DESCRIPTION OF THE TASK: Pull every line containing "worker" from the entries.
-- Begin RECORDS FOR THIS TASK --
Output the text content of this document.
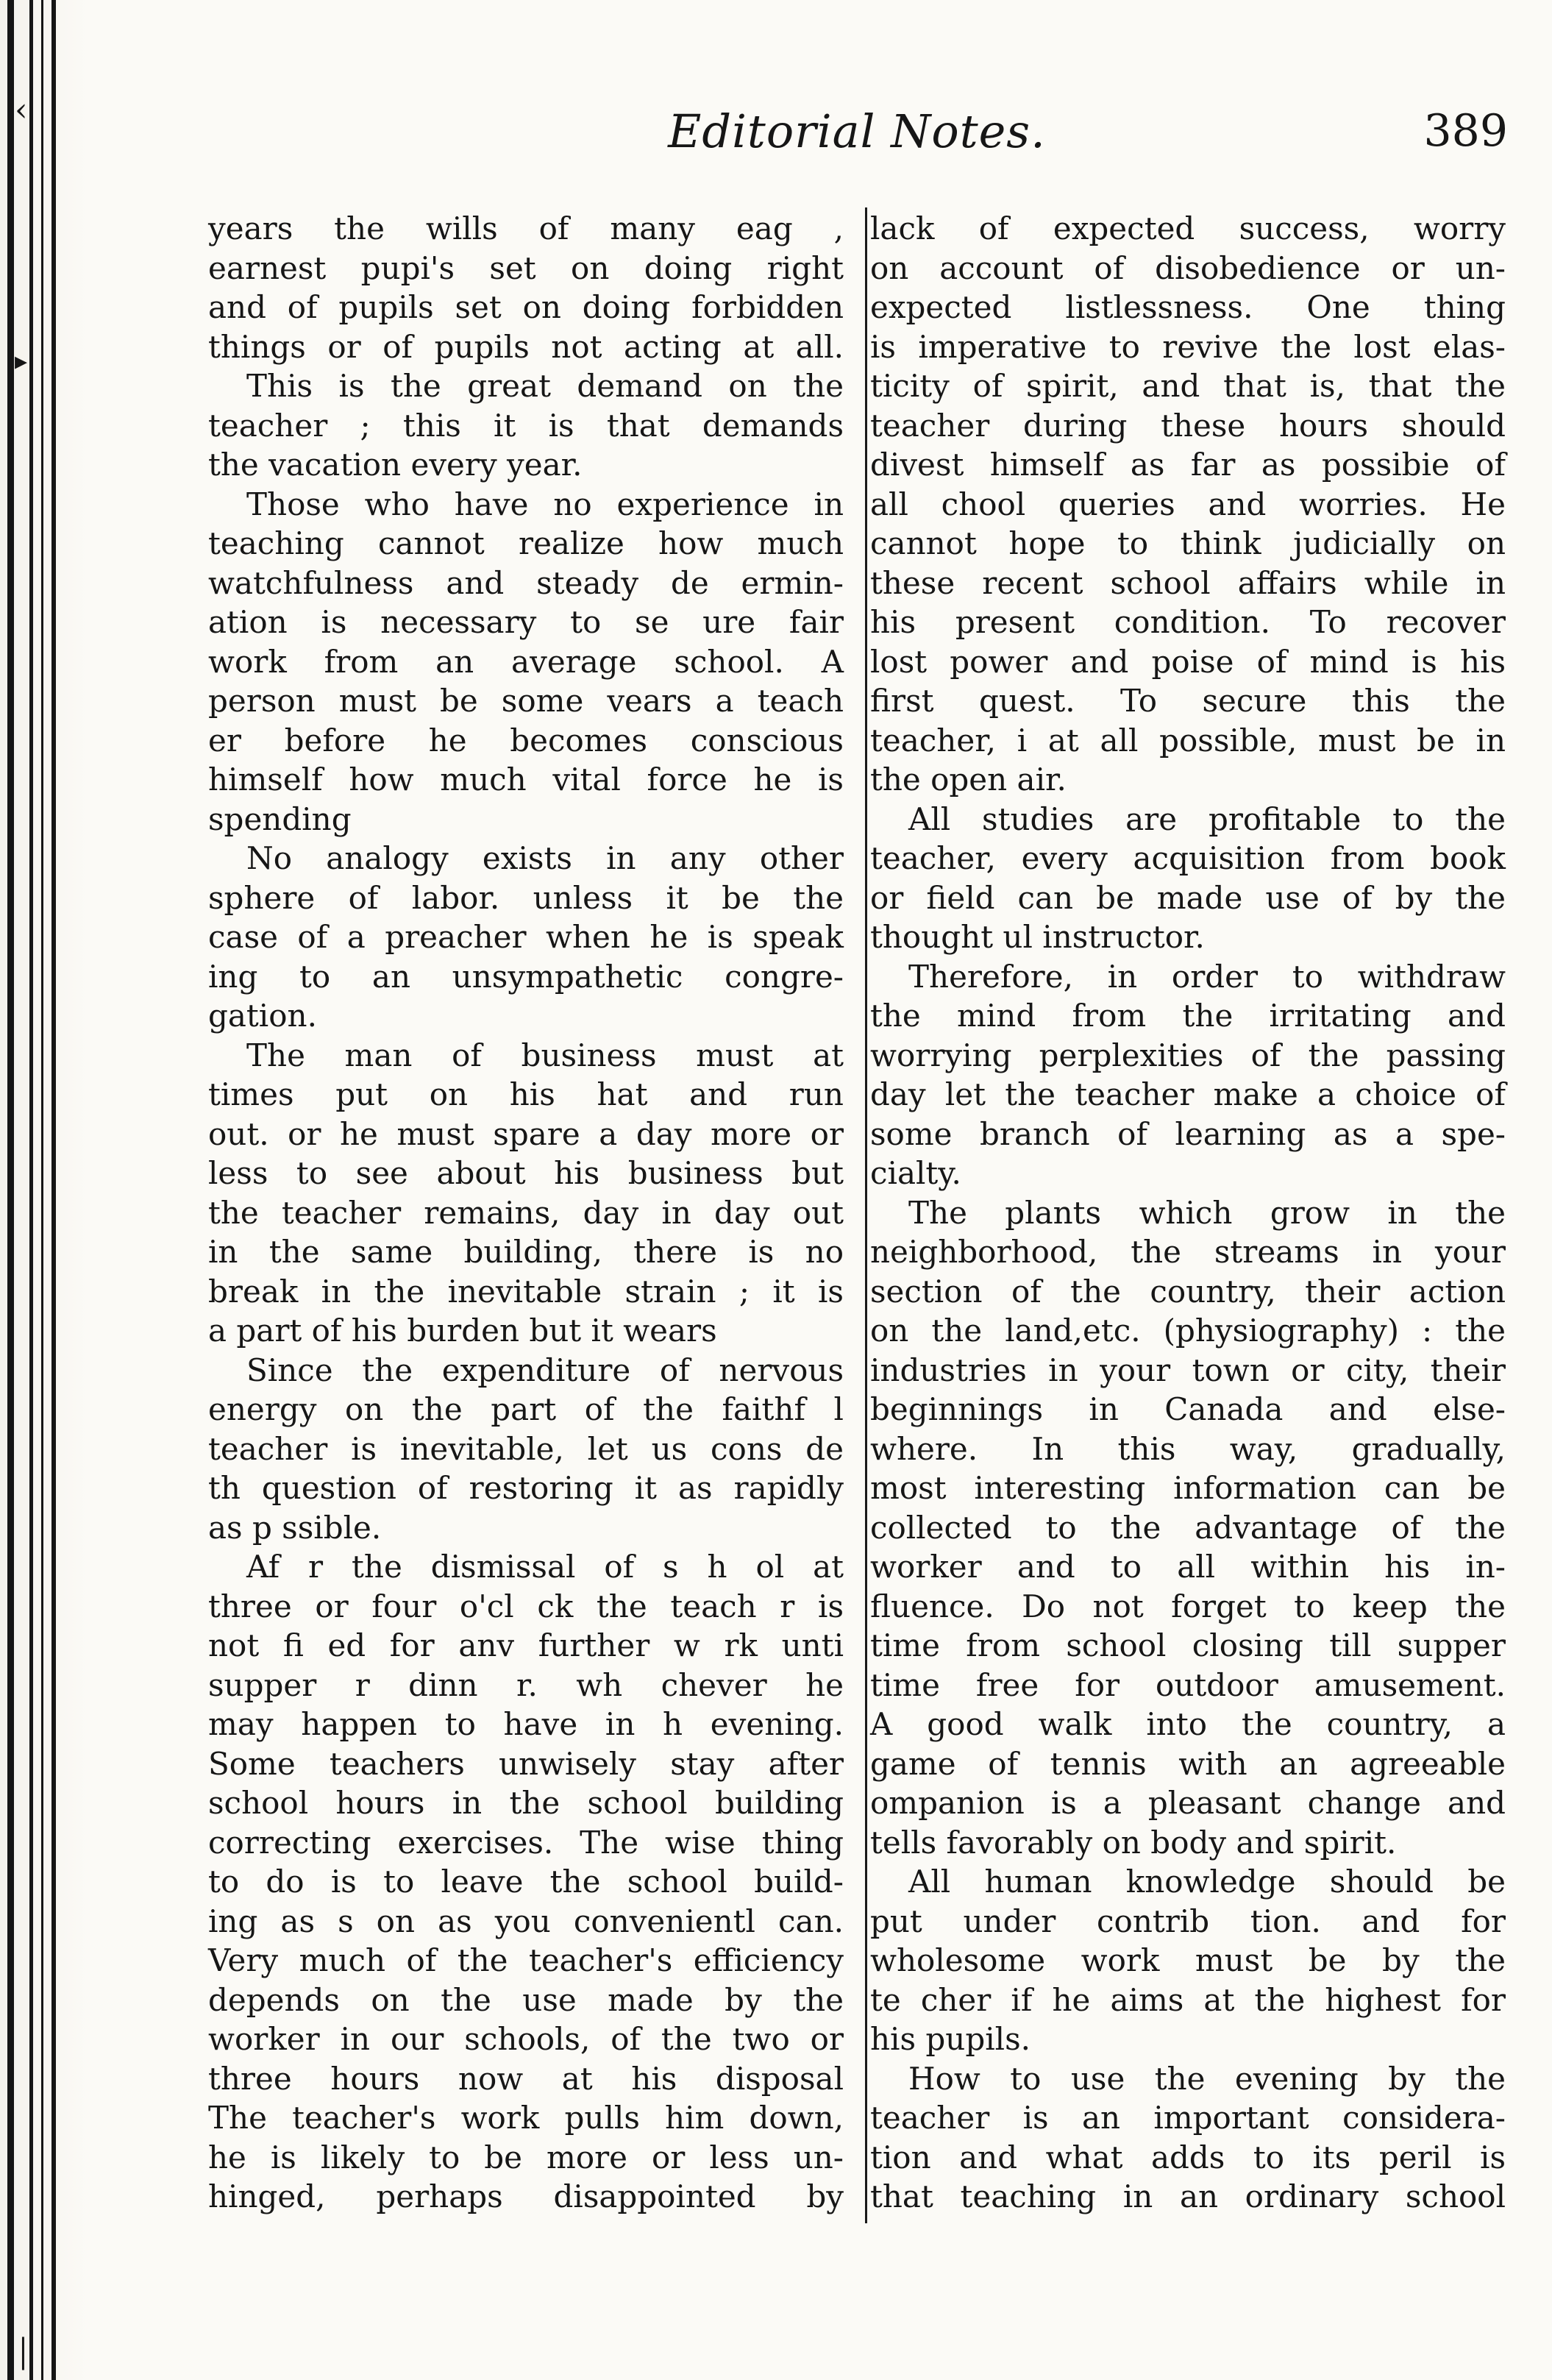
‹
▸
│
Editorial Notes.	389
years the wills of many eag ,
earnest pupi's set on doing right
and of pupils set on doing forbidden
things or of pupils not acting at all.
This is the great demand on the
teacher ; this it is that demands
the vacation every year.
Those who have no experience in
teaching cannot realize how much
watchfulness and steady de ermin-
ation is necessary to se ure fair
work from an average school. A
person must be some vears a teach
er before he becomes conscious
himself how much vital force he is
spending
No analogy exists in any other
sphere of labor. unless it be the
case of a preacher when he is speak
ing to an unsympathetic congre-
gation.
The man of business must at
times put on his hat and run
out. or he must spare a day more or
less to see about his business but
the teacher remains, day in day out
in the same building, there is no
break in the inevitable strain ; it is
a part of his burden but it wears
Since the expenditure of nervous
energy on the part of the faithf l
teacher is inevitable, let us cons de
th question of restoring it as rapidly
as p ssible.
Af r the dismissal of s h ol at
three or four o'cl ck the teach r is
not fi ed for anv further w rk unti
supper r dinn r. wh chever he
may happen to have in h evening.
Some teachers unwisely stay after
school hours in the school building
correcting exercises. The wise thing
to do is to leave the school build-
ing as s on as you convenientl can.
Very much of the teacher's efficiency
depends on the use made by the
worker in our schools, of the two or
three hours now at his disposal
The teacher's work pulls him down,
he is likely to be more or less un-
hinged, perhaps disappointed by
lack of expected success, worry
on account of disobedience or un-
expected listlessness. One thing
is imperative to revive the lost elas-
ticity of spirit, and that is, that the
teacher during these hours should
divest himself as far as possibie of
all chool queries and worries. He
cannot hope to think judicially on
these recent school affairs while in
his present condition. To recover
lost power and poise of mind is his
first quest. To secure this the
teacher, i at all possible, must be in
the open air.
All studies are profitable to the
teacher, every acquisition from book
or field can be made use of by the
thought ul instructor.
Therefore, in order to withdraw
the mind from the irritating and
worrying perplexities of the passing
day let the teacher make a choice of
some branch of learning as a spe-
cialty.
The plants which grow in the
neighborhood, the streams in your
section of the country, their action
on the land,etc. (physiography) : the
industries in your town or city, their
beginnings in Canada and else-
where. In this way, gradually,
most interesting information can be
collected to the advantage of the
worker and to all within his in-
fluence. Do not forget to keep the
time from school closing till supper
time free for outdoor amusement.
A good walk into the country, a
game of tennis with an agreeable
ompanion is a pleasant change and
tells favorably on body and spirit.
All human knowledge should be
put under contrib tion. and for
wholesome work must be by the
te cher if he aims at the highest for
his pupils.
How to use the evening by the
teacher is an important considera-
tion and what adds to its peril is
that teaching in an ordinary school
-- End RECORDS FOR THIS TASK --
SOLUTION TO THE PROBLEM:
worker in our schools, of the two or
worker and to all within his in-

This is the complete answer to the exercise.